### Exercise directions
Restate, word for word, all of the material shown below.

### Supplied data
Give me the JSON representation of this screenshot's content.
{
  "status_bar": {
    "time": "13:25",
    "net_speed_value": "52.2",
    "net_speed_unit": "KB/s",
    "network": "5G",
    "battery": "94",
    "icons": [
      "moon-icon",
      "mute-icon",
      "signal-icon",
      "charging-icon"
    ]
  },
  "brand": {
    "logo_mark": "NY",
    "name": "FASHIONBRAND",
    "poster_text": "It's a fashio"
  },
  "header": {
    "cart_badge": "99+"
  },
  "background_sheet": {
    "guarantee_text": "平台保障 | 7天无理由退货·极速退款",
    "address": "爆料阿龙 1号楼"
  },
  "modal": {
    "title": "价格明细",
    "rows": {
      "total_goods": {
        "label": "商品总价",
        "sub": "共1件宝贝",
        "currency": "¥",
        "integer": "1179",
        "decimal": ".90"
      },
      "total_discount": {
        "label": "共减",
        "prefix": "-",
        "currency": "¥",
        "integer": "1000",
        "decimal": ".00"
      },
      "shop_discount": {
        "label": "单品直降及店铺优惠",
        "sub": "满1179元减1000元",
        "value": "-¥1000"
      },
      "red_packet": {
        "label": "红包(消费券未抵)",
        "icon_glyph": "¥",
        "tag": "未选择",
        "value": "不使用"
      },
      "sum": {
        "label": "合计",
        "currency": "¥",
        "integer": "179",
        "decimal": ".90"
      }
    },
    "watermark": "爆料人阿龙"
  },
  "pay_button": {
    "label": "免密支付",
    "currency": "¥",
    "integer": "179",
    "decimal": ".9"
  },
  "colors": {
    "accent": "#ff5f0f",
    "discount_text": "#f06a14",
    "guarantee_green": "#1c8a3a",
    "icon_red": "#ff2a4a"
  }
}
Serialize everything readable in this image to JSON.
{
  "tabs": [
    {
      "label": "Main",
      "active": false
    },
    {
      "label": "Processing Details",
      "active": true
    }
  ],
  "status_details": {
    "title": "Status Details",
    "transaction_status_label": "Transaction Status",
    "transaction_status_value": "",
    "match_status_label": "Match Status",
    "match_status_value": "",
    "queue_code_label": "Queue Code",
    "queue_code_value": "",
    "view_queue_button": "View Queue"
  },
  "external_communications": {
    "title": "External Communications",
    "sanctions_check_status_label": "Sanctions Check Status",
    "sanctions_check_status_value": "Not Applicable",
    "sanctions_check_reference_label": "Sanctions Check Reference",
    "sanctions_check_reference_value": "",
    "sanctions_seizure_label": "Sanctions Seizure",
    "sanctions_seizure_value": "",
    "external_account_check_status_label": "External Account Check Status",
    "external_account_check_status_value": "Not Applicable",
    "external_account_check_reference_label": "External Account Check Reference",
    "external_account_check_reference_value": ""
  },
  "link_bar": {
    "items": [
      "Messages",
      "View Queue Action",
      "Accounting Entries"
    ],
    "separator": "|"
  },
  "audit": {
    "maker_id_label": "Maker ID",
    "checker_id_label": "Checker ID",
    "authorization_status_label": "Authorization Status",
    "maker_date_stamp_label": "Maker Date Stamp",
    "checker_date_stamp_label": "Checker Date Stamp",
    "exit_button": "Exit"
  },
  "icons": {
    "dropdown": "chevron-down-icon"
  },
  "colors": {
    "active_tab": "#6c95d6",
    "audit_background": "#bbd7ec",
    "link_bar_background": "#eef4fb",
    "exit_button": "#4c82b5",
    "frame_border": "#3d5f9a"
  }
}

### Answer in full
Give me the JSON representation of this screenshot's content.
{
  "status_bar": {
    "time": "13:25",
    "net_speed_value": "52.2",
    "net_speed_unit": "KB/s",
    "network": "5G",
    "battery": "94",
    "icons": [
      "moon-icon",
      "mute-icon",
      "signal-icon",
      "charging-icon"
    ]
  },
  "brand": {
    "logo_mark": "NY",
    "name": "FASHIONBRAND",
    "poster_text": "It's a fashio"
  },
  "header": {
    "cart_badge": "99+"
  },
  "background_sheet": {
    "guarantee_text": "平台保障 | 7天无理由退货·极速退款",
    "address": "爆料阿龙 1号楼"
  },
  "modal": {
    "title": "价格明细",
    "rows": {
      "total_goods": {
        "label": "商品总价",
        "sub": "共1件宝贝",
        "currency": "¥",
        "integer": "1179",
        "decimal": ".90"
      },
      "total_discount": {
        "label": "共减",
        "prefix": "-",
        "currency": "¥",
        "integer": "1000",
        "decimal": ".00"
      },
      "shop_discount": {
        "label": "单品直降及店铺优惠",
        "sub": "满1179元减1000元",
        "value": "-¥1000"
      },
      "red_packet": {
        "label": "红包(消费券未抵)",
        "icon_glyph": "¥",
        "tag": "未选择",
        "value": "不使用"
      },
      "sum": {
        "label": "合计",
        "currency": "¥",
        "integer": "179",
        "decimal": ".90"
      }
    },
    "watermark": "爆料人阿龙"
  },
  "pay_button": {
    "label": "免密支付",
    "currency": "¥",
    "integer": "179",
    "decimal": ".9"
  },
  "colors": {
    "accent": "#ff5f0f",
    "discount_text": "#f06a14",
    "guarantee_green": "#1c8a3a",
    "icon_red": "#ff2a4a"
  }
}
Serialize everything readable in this image to JSON.
{
  "tabs": [
    {
      "label": "Main",
      "active": false
    },
    {
      "label": "Processing Details",
      "active": true
    }
  ],
  "status_details": {
    "title": "Status Details",
    "transaction_status_label": "Transaction Status",
    "transaction_status_value": "",
    "match_status_label": "Match Status",
    "match_status_value": "",
    "queue_code_label": "Queue Code",
    "queue_code_value": "",
    "view_queue_button": "View Queue"
  },
  "external_communications": {
    "title": "External Communications",
    "sanctions_check_status_label": "Sanctions Check Status",
    "sanctions_check_status_value": "Not Applicable",
    "sanctions_check_reference_label": "Sanctions Check Reference",
    "sanctions_check_reference_value": "",
    "sanctions_seizure_label": "Sanctions Seizure",
    "sanctions_seizure_value": "",
    "external_account_check_status_label": "External Account Check Status",
    "external_account_check_status_value": "Not Applicable",
    "external_account_check_reference_label": "External Account Check Reference",
    "external_account_check_reference_value": ""
  },
  "link_bar": {
    "items": [
      "Messages",
      "View Queue Action",
      "Accounting Entries"
    ],
    "separator": "|"
  },
  "audit": {
    "maker_id_label": "Maker ID",
    "checker_id_label": "Checker ID",
    "authorization_status_label": "Authorization Status",
    "maker_date_stamp_label": "Maker Date Stamp",
    "checker_date_stamp_label": "Checker Date Stamp",
    "exit_button": "Exit"
  },
  "icons": {
    "dropdown": "chevron-down-icon"
  },
  "colors": {
    "active_tab": "#6c95d6",
    "audit_background": "#bbd7ec",
    "link_bar_background": "#eef4fb",
    "exit_button": "#4c82b5",
    "frame_border": "#3d5f9a"
  }
}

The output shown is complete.